While new surgical techniques and implantable devices are increasingly available for up to 1 million people in the United States with drug-resistant epilepsy, rates of seizure freedom after surgery haven’t significantly improved.
It’s not for lack of tools, says Brian Litt, MD, Director of the Penn Epilepsy Center and Penn’s Center for Neuroengineering and Therapeutics. The missing piece is a standardized blueprint to guide their use.
“Today, a patient who goes to five epilepsy centers might be offered five different implants and five different approaches to surgery,” Litt explains. “That’s because surgical mapping is done manually by marking seizures on intracranial EEG (IEEG) by eye, and then trying to determine seizure onset time, location, and the regions of origin.”
Enter virtual cortical resection (VCR): a promising method for quantitively mapping epileptic networks and simulating interventions to better predict patient outcomes. Dr. Litt is developing this technology together with Danielle Bassett, PhD, Associate Professor of Bioengineering and the recipient of a 2014 MacArthur fellowship during her first year at Penn.
Advancing the State of the Art
Over the last four years, Litt’s team—a group of neurologists, neuro- and bioengineers, radiologists, and others—has been studying VCR to develop novel algorithms that may soon replace today’s imprecise, manual method for guiding epilepsy surgery.
This research, published in the October 2019 issue of Brain, was R01-funded and received additional grant funding from the National Institutes of Health, Jonathan Rothberg, and the Mirowsky Family Foundation. The brain network model was validated on a retrospective cohort of 28 patients with drug-resistant epilepsy who received intracranial electrodes prior to surgical resection. With their outcomes in hand, Litt and his team compared their model to the patients’ outcomes.
“We’ve had quite a bit of success so far,” Litt says. “Using a simulation to ‘treat’ different areas in a patient’s brain, the model accurately pinpointed places that were good candidates for ablation, resection, or modulation with an implantable device. It’s really a game-changer.”
****
▸ Check your understanding
1. Do these statements agree with the epilepsy surgery article? Answer yes or no for each, quoting the deciding words.
(a) The brain network model was validated on a group of 28 patients.
(b) Seizure freedom rates after surgery have improved significantly.
(c) Danielle Bassett received a MacArthur fellowship in 2014.
2. Can you carry on the article about virtual cortical resection for epilepsy surgery from the point where its text ends?
You won't need the rows for anything here.
****
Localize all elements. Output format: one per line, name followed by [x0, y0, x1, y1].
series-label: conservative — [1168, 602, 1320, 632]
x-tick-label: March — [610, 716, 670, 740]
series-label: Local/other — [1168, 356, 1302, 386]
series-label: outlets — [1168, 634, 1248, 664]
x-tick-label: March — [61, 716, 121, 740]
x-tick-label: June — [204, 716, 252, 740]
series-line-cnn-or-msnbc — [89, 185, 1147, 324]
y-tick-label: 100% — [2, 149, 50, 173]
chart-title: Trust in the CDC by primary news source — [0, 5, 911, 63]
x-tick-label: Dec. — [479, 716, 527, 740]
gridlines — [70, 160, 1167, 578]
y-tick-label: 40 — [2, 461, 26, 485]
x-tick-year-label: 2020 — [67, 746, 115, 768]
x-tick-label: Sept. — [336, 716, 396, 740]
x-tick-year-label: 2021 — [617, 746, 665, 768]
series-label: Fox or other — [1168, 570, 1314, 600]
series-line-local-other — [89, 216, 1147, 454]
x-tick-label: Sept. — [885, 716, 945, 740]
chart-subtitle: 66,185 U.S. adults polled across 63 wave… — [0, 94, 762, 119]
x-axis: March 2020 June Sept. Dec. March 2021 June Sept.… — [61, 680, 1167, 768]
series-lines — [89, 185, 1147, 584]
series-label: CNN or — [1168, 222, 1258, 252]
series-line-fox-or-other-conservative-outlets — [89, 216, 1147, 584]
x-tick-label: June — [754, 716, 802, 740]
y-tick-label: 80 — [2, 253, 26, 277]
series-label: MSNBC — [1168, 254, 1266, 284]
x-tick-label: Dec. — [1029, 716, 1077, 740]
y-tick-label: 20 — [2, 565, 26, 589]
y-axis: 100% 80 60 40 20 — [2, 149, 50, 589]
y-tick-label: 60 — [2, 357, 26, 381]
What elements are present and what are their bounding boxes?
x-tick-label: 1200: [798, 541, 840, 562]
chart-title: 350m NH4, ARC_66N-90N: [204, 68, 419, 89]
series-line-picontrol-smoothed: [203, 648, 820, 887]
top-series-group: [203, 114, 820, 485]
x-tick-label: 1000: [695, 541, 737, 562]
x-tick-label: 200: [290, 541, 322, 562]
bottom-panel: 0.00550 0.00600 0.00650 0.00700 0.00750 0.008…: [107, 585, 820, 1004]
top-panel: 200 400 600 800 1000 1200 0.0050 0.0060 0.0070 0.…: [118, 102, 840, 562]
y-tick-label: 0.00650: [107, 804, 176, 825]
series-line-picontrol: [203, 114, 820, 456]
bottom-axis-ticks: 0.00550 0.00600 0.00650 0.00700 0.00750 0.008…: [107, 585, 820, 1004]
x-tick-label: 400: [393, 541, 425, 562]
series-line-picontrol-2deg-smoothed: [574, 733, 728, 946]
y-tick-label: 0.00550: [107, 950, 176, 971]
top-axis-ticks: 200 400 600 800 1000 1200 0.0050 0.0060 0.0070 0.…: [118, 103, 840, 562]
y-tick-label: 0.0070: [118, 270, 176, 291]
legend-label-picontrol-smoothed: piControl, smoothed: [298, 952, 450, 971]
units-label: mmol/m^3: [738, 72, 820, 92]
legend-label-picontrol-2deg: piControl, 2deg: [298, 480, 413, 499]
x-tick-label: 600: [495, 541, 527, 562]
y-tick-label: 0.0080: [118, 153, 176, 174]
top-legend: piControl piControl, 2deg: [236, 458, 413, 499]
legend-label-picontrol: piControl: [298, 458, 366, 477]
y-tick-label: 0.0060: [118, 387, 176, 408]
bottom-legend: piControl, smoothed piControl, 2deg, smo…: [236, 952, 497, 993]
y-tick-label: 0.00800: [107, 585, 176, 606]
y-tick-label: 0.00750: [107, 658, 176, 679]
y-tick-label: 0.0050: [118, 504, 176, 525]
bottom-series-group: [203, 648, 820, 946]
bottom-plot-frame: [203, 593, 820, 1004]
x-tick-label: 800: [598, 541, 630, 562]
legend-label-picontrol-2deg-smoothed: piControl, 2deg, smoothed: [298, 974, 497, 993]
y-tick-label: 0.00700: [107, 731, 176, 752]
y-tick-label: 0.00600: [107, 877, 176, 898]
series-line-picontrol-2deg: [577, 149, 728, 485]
****
▸ Per-task answers
1.
(a) Yes: "validated on a retrospective cohort of 28 patients with drug-resistant epilepsy"
(b) No: "rates of seizure freedom after surgery haven’t significantly improved"
(c) Yes: "the recipient of a 2014 MacArthur fellowship"

2.
Litt identifies additional benefits of virtual cortical resection. First, VCR could end the practice of provoking seizures in patients to map epileptic networks. Furthermore, it should reduce sampling bias and error, which are looming challenges to IEEG and epilepsy interventions.
“Knowing whether implants have missed vital seizure generators is key,” Litt says. “Together with Dr. Bassett’s team, we’re developing methods to assess the robustness of network models to under-sampling and to predict missing information.”
Validation by Crowd-Sourcing
With what appears to be a viable process, the team’s next goal is to generalize and validate the methods and port them to clinical trials as quickly as possible.
This will require solving the major practical obstacles to validating and translating the method into clinical care. “Two major goals are to eliminate sampling and bias errors,” Litt explains, “and to validate the methods on a larger number of patients across centers. We also want to adapt our methods to Stereotaxic EEG.”
To clear these hurdles, Litt and his team have turned to epilepsy centers across the country.
“We’ve assembled a group of 15 major epilepsy centers to collaborate with us on validating the method,” he explains. “This larger group will aggregate and share data, algorithms and code in order to better position this method for a prospective clinical trial and patient care. The response from leading epileptologists has been enormous.”